- [Provided entries]
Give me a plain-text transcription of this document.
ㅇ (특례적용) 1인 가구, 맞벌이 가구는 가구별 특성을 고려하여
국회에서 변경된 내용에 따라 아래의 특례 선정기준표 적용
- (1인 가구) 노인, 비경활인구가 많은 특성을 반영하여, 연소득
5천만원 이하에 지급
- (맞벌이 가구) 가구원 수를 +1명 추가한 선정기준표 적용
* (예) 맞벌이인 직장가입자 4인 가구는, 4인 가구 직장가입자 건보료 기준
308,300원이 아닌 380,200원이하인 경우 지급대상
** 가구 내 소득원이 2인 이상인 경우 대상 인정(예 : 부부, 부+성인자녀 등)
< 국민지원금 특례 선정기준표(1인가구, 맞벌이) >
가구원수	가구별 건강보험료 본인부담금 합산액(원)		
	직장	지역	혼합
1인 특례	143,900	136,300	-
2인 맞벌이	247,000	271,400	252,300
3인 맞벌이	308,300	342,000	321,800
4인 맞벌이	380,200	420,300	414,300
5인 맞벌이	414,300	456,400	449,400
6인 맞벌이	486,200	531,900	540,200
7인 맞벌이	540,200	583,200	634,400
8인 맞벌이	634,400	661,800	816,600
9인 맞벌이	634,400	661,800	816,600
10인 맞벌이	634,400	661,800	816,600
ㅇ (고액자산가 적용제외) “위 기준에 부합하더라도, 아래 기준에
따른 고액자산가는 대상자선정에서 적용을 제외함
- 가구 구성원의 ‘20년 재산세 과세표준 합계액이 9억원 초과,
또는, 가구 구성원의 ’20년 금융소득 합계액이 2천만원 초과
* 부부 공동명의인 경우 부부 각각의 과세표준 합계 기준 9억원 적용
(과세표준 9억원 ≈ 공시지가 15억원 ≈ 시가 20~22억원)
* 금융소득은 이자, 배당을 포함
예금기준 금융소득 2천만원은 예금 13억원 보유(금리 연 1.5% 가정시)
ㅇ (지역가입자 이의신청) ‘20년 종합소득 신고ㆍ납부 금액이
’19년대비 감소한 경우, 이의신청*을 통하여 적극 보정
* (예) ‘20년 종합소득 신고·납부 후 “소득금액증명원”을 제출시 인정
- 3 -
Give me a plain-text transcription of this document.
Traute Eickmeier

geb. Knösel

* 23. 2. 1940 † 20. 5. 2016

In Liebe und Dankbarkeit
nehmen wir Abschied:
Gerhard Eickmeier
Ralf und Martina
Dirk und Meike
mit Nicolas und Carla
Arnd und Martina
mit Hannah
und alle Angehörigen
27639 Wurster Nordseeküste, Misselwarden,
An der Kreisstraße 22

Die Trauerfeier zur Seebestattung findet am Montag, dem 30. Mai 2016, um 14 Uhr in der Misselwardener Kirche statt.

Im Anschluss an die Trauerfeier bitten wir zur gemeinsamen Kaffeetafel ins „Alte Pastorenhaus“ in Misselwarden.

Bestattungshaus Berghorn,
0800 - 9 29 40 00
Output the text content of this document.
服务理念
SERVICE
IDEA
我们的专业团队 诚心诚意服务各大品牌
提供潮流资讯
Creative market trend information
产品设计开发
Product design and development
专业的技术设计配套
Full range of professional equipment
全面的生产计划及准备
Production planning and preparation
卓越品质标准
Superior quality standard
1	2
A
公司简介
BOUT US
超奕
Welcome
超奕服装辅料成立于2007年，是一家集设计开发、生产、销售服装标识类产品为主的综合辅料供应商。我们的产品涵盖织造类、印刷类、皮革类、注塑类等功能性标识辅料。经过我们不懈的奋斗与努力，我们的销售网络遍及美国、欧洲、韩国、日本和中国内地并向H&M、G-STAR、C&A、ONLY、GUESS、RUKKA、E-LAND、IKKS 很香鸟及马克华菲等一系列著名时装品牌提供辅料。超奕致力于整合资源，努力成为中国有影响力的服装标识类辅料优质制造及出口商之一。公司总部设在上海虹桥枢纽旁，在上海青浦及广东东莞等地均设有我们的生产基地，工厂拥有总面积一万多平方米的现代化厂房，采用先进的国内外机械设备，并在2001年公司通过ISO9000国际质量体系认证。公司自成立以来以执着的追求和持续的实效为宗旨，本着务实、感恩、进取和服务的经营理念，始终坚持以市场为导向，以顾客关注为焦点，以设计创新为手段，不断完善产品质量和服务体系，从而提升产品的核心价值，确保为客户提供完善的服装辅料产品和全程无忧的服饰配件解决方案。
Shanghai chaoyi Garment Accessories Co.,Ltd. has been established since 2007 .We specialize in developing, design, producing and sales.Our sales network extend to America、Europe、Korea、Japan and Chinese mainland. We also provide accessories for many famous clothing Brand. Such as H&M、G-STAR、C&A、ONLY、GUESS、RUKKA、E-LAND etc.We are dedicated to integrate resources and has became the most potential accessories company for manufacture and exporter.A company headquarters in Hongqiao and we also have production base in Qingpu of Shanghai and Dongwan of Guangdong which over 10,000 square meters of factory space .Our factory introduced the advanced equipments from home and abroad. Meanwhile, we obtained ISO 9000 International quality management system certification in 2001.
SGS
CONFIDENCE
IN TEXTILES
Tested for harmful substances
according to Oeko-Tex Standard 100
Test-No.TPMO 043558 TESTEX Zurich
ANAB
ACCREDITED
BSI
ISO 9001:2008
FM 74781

- [Task requirements]
List the lines that contain the word "합계액이".

- [Task output]
- 가구 구성원의 ‘20년 재산세 과세표준 합계액이 9억원 초과,
또는, 가구 구성원의 ’20년 금융소득 합계액이 2천만원 초과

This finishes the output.